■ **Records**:

########

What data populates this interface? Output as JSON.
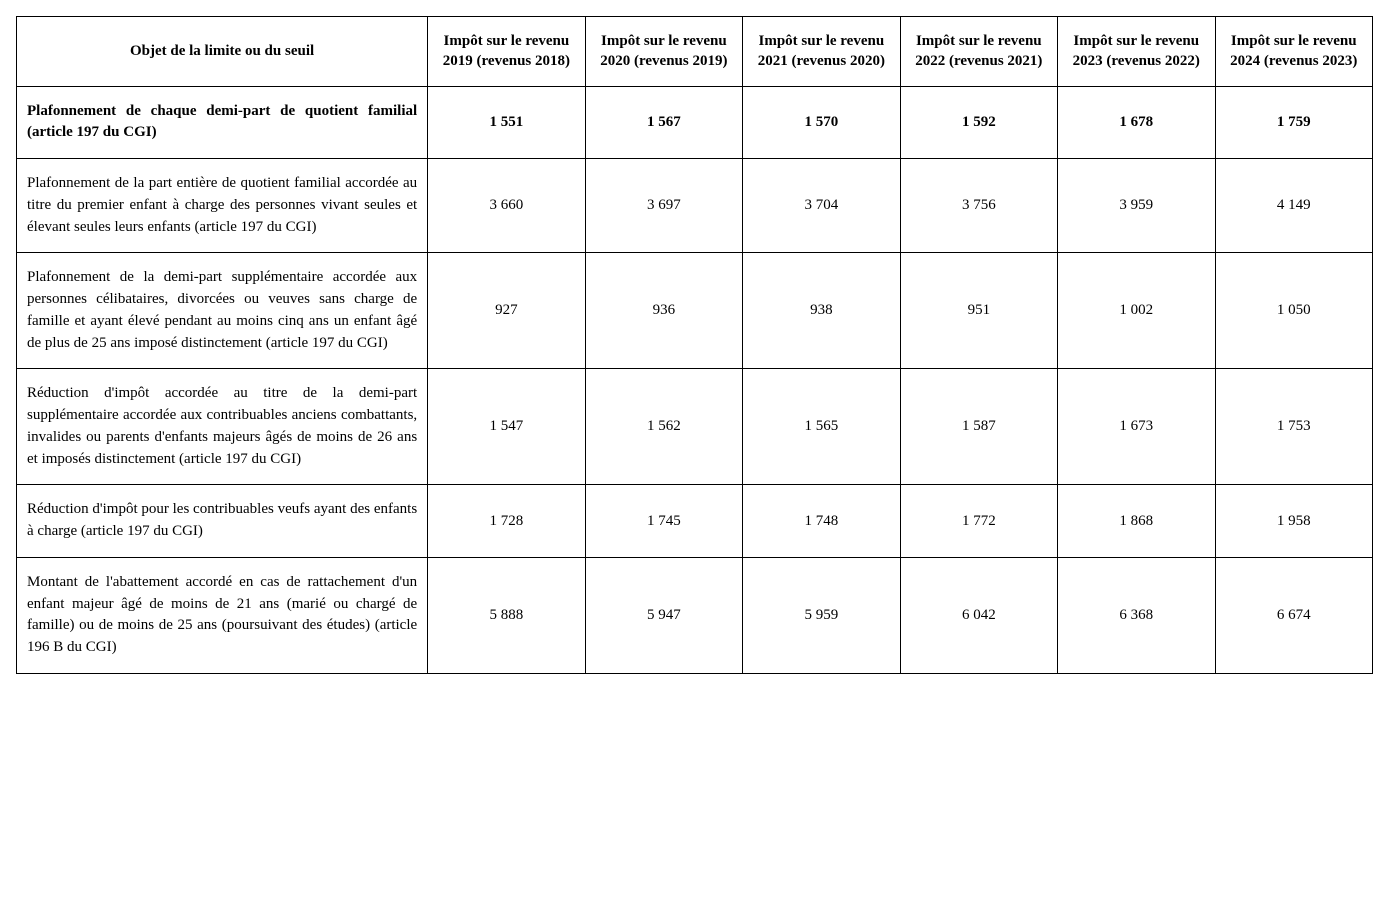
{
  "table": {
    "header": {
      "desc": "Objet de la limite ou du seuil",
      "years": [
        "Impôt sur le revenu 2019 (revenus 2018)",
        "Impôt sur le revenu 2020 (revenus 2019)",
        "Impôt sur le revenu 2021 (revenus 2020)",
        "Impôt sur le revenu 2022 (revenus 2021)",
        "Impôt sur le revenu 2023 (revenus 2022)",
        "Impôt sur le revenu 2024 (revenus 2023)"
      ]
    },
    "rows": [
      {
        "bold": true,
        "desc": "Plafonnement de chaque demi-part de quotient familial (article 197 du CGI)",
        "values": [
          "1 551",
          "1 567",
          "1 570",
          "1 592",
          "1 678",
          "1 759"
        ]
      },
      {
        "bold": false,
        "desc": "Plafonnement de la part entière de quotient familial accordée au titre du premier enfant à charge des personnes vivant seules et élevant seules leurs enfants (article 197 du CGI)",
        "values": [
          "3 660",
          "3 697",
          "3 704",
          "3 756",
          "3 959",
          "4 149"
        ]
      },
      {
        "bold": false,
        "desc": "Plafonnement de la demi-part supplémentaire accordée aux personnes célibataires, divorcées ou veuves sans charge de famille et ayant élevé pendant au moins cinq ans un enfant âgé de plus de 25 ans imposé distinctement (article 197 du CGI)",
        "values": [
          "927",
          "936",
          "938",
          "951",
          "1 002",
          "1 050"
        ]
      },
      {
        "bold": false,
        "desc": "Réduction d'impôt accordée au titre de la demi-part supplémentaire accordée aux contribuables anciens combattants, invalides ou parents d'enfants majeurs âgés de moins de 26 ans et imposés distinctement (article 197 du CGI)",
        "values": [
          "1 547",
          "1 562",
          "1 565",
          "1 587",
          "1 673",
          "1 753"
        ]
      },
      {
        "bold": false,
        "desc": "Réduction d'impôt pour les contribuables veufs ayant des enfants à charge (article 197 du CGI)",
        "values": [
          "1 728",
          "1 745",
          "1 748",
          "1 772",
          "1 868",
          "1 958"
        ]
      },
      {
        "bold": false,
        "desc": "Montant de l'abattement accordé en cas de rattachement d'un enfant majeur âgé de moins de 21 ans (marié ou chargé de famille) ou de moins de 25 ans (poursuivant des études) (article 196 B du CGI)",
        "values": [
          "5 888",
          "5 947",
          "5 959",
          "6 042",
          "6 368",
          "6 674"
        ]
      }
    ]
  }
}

########

■ **REQUIREMENT**: Take each line of the material that contains the word "contribuables" and list it.

■ **TASK RESPONSE**:
        "desc": "Réduction d'impôt accordée au titre de la demi-part supplémentaire accordée aux contribuables anciens combattants, invalides ou parents d'enfants majeurs âgés de moins de 26 ans et imposés distinctement (article 197 du CGI)",
        "desc": "Réduction d'impôt pour les contribuables veufs ayant des enfants à charge (article 197 du CGI)",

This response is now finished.